(Extracted records)
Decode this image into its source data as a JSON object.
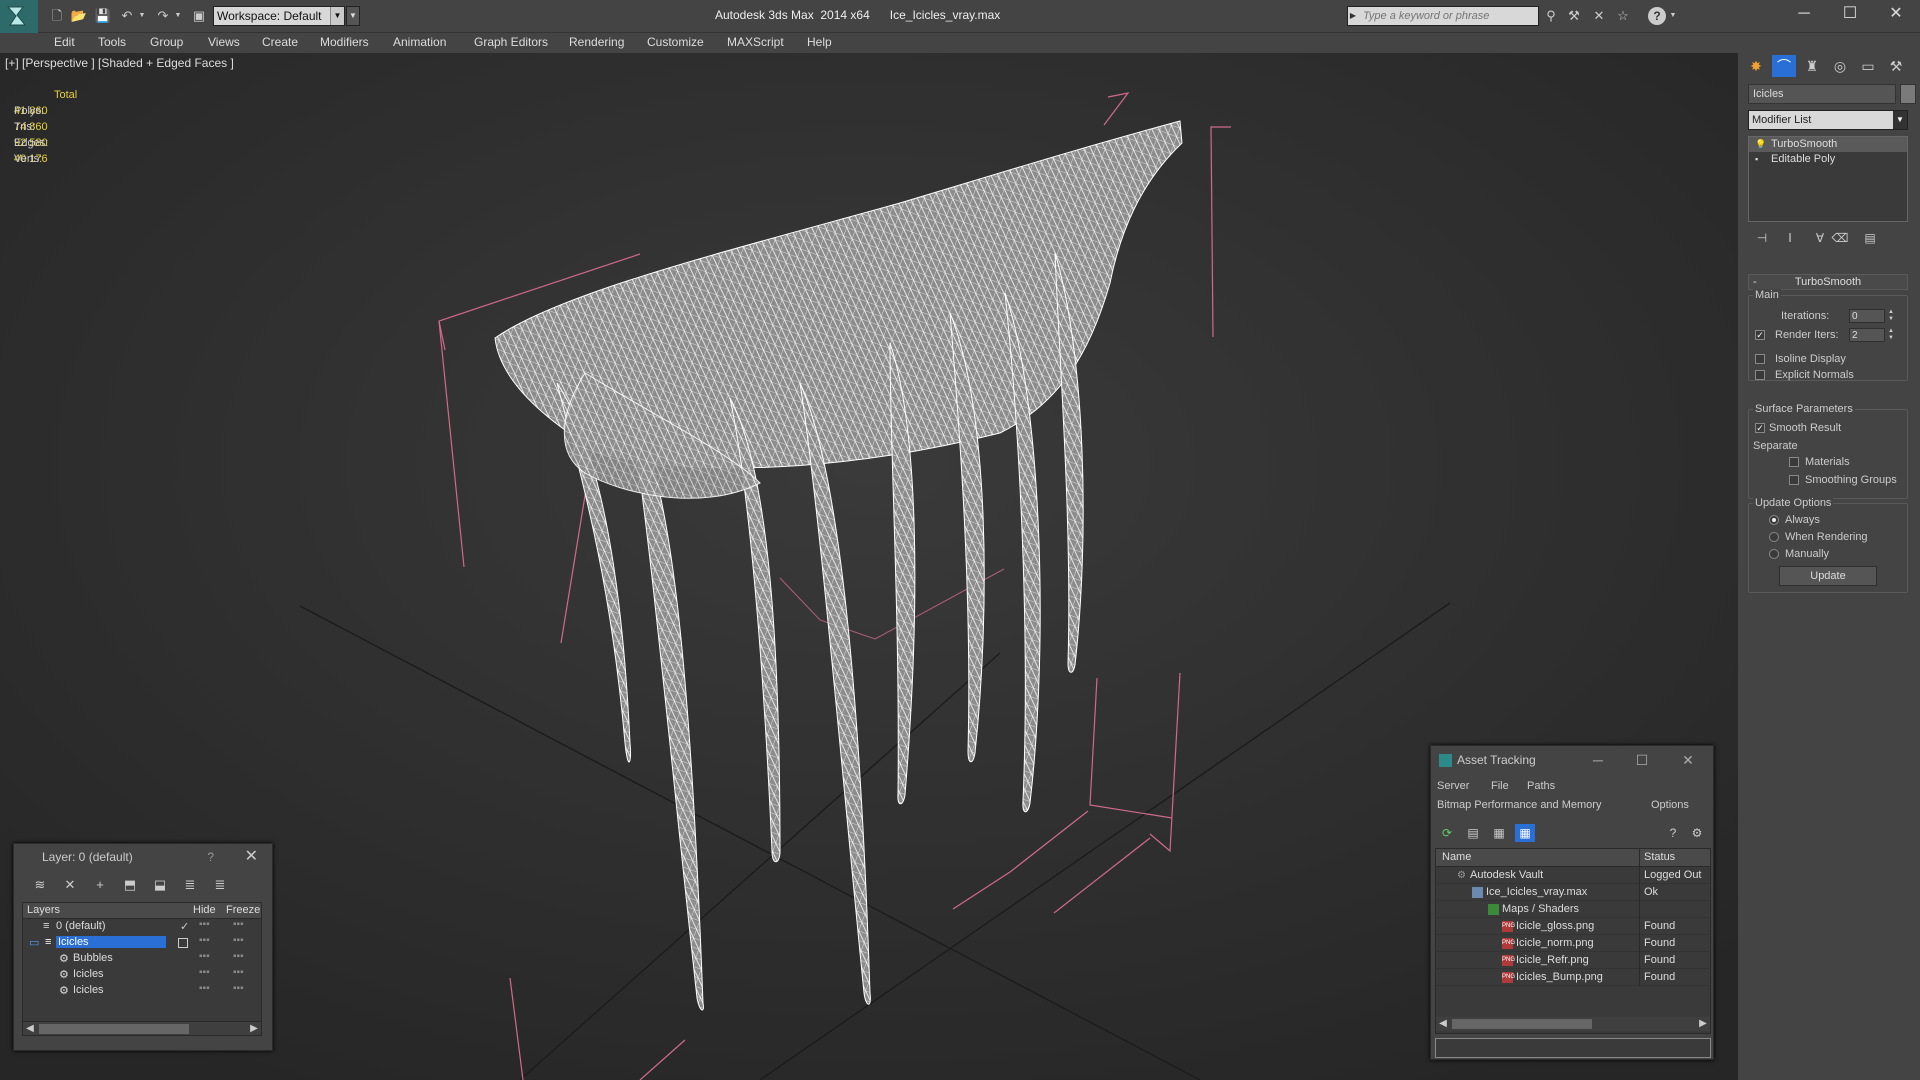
{
  "titlebar": {
    "title": "Autodesk 3ds Max  2014 x64      Ice_Icicles_vray.max",
    "workspace": "Workspace: Default",
    "search_placeholder": "Type a keyword or phrase",
    "logo_icon": "3ds-max-logo-icon"
  },
  "menu": [
    "Edit",
    "Tools",
    "Group",
    "Views",
    "Create",
    "Modifiers",
    "Animation",
    "Graph Editors",
    "Rendering",
    "Customize",
    "MAXScript",
    "Help"
  ],
  "viewport": {
    "label": "[+] [Perspective ] [Shaded + Edged Faces ]",
    "stats": {
      "header": "Total",
      "rows": [
        {
          "label": "Polys:",
          "value": "41 860"
        },
        {
          "label": "Tris:",
          "value": "74 860"
        },
        {
          "label": "Edges:",
          "value": "92 580"
        },
        {
          "label": "Verts:",
          "value": "40 176"
        }
      ]
    }
  },
  "command_panel": {
    "object_name": "Icicles",
    "modifier_list": "Modifier List",
    "stack": [
      "TurboSmooth",
      "Editable Poly"
    ],
    "turbosmooth": {
      "title": "TurboSmooth",
      "main_label": "Main",
      "iterations_label": "Iterations:",
      "iterations_value": "0",
      "render_iters_label": "Render Iters:",
      "render_iters_value": "2",
      "isoline_display": "Isoline Display",
      "explicit_normals": "Explicit Normals",
      "surface_params": "Surface Parameters",
      "smooth_result": "Smooth Result",
      "separate": "Separate",
      "materials": "Materials",
      "smoothing_groups": "Smoothing Groups",
      "update_options": "Update Options",
      "always": "Always",
      "when_rendering": "When Rendering",
      "manually": "Manually",
      "update_btn": "Update"
    }
  },
  "layer_window": {
    "title": "Layer: 0 (default)",
    "help": "?",
    "columns": [
      "Layers",
      "Hide",
      "Freeze"
    ],
    "rows": [
      {
        "name": "0 (default)",
        "indent": 1
      },
      {
        "name": "Icicles",
        "indent": 1,
        "selected": true
      },
      {
        "name": "Bubbles",
        "indent": 2
      },
      {
        "name": "Icicles",
        "indent": 2
      },
      {
        "name": "Icicles",
        "indent": 2
      }
    ]
  },
  "asset_window": {
    "title": "Asset Tracking",
    "menu": [
      "Server",
      "File",
      "Paths",
      "Bitmap Performance and Memory",
      "Options"
    ],
    "columns": [
      "Name",
      "Status"
    ],
    "rows": [
      {
        "name": "Autodesk Vault",
        "status": "Logged Out"
      },
      {
        "name": "Ice_Icicles_vray.max",
        "status": "Ok"
      },
      {
        "name": "Maps / Shaders",
        "status": ""
      },
      {
        "name": "Icicle_gloss.png",
        "status": "Found"
      },
      {
        "name": "Icicle_norm.png",
        "status": "Found"
      },
      {
        "name": "Icicle_Refr.png",
        "status": "Found"
      },
      {
        "name": "Icicles_Bump.png",
        "status": "Found"
      }
    ]
  },
  "colors": {
    "accent": "#2a6fd6",
    "stats": "#e8d040",
    "bbox": "#d06a8a",
    "wire": "#ffffff"
  }
}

# [Aim of the exercise]
Quote every record above exactly, leaving out any pictures.

# [Result below]
Decode this image into its source data as a JSON object.
{
  "titlebar": {
    "title": "Autodesk 3ds Max  2014 x64      Ice_Icicles_vray.max",
    "workspace": "Workspace: Default",
    "search_placeholder": "Type a keyword or phrase",
    "logo_icon": "3ds-max-logo-icon"
  },
  "menu": [
    "Edit",
    "Tools",
    "Group",
    "Views",
    "Create",
    "Modifiers",
    "Animation",
    "Graph Editors",
    "Rendering",
    "Customize",
    "MAXScript",
    "Help"
  ],
  "viewport": {
    "label": "[+] [Perspective ] [Shaded + Edged Faces ]",
    "stats": {
      "header": "Total",
      "rows": [
        {
          "label": "Polys:",
          "value": "41 860"
        },
        {
          "label": "Tris:",
          "value": "74 860"
        },
        {
          "label": "Edges:",
          "value": "92 580"
        },
        {
          "label": "Verts:",
          "value": "40 176"
        }
      ]
    }
  },
  "command_panel": {
    "object_name": "Icicles",
    "modifier_list": "Modifier List",
    "stack": [
      "TurboSmooth",
      "Editable Poly"
    ],
    "turbosmooth": {
      "title": "TurboSmooth",
      "main_label": "Main",
      "iterations_label": "Iterations:",
      "iterations_value": "0",
      "render_iters_label": "Render Iters:",
      "render_iters_value": "2",
      "isoline_display": "Isoline Display",
      "explicit_normals": "Explicit Normals",
      "surface_params": "Surface Parameters",
      "smooth_result": "Smooth Result",
      "separate": "Separate",
      "materials": "Materials",
      "smoothing_groups": "Smoothing Groups",
      "update_options": "Update Options",
      "always": "Always",
      "when_rendering": "When Rendering",
      "manually": "Manually",
      "update_btn": "Update"
    }
  },
  "layer_window": {
    "title": "Layer: 0 (default)",
    "help": "?",
    "columns": [
      "Layers",
      "Hide",
      "Freeze"
    ],
    "rows": [
      {
        "name": "0 (default)",
        "indent": 1
      },
      {
        "name": "Icicles",
        "indent": 1,
        "selected": true
      },
      {
        "name": "Bubbles",
        "indent": 2
      },
      {
        "name": "Icicles",
        "indent": 2
      },
      {
        "name": "Icicles",
        "indent": 2
      }
    ]
  },
  "asset_window": {
    "title": "Asset Tracking",
    "menu": [
      "Server",
      "File",
      "Paths",
      "Bitmap Performance and Memory",
      "Options"
    ],
    "columns": [
      "Name",
      "Status"
    ],
    "rows": [
      {
        "name": "Autodesk Vault",
        "status": "Logged Out"
      },
      {
        "name": "Ice_Icicles_vray.max",
        "status": "Ok"
      },
      {
        "name": "Maps / Shaders",
        "status": ""
      },
      {
        "name": "Icicle_gloss.png",
        "status": "Found"
      },
      {
        "name": "Icicle_norm.png",
        "status": "Found"
      },
      {
        "name": "Icicle_Refr.png",
        "status": "Found"
      },
      {
        "name": "Icicles_Bump.png",
        "status": "Found"
      }
    ]
  },
  "colors": {
    "accent": "#2a6fd6",
    "stats": "#e8d040",
    "bbox": "#d06a8a",
    "wire": "#ffffff"
  }
}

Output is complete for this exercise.